» DATA SUPPLIED

------------------------------------------------------------------------

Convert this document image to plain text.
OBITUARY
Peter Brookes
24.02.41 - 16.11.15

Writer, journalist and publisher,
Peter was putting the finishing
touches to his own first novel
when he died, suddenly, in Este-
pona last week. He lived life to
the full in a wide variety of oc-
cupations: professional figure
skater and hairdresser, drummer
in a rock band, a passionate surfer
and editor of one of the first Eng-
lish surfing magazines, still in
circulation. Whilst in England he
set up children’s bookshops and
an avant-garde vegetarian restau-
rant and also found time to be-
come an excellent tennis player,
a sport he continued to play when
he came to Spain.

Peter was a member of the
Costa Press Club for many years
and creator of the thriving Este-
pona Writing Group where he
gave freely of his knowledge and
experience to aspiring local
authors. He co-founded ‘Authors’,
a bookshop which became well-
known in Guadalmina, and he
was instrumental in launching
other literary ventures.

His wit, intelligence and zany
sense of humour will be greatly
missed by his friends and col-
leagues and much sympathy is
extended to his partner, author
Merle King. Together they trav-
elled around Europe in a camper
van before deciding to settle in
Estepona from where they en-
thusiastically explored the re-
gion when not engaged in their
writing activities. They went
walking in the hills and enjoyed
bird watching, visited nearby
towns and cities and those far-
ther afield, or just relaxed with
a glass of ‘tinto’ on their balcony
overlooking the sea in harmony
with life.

------------------------------------------------------------------------

» WHAT TO WORK ON
Every record above needs to be repeated word for word.

» FINAL ANSWER
Convert this document image to plain text.
OBITUARY
Peter Brookes
24.02.41 - 16.11.15

Writer, journalist and publisher,
Peter was putting the finishing
touches to his own first novel
when he died, suddenly, in Este-
pona last week. He lived life to
the full in a wide variety of oc-
cupations: professional figure
skater and hairdresser, drummer
in a rock band, a passionate surfer
and editor of one of the first Eng-
lish surfing magazines, still in
circulation. Whilst in England he
set up children’s bookshops and
an avant-garde vegetarian restau-
rant and also found time to be-
come an excellent tennis player,
a sport he continued to play when
he came to Spain.

Peter was a member of the
Costa Press Club for many years
and creator of the thriving Este-
pona Writing Group where he
gave freely of his knowledge and
experience to aspiring local
authors. He co-founded ‘Authors’,
a bookshop which became well-
known in Guadalmina, and he
was instrumental in launching
other literary ventures.

His wit, intelligence and zany
sense of humour will be greatly
missed by his friends and col-
leagues and much sympathy is
extended to his partner, author
Merle King. Together they trav-
elled around Europe in a camper
van before deciding to settle in
Estepona from where they en-
thusiastically explored the re-
gion when not engaged in their
writing activities. They went
walking in the hills and enjoyed
bird watching, visited nearby
towns and cities and those far-
ther afield, or just relaxed with
a glass of ‘tinto’ on their balcony
overlooking the sea in harmony
with life.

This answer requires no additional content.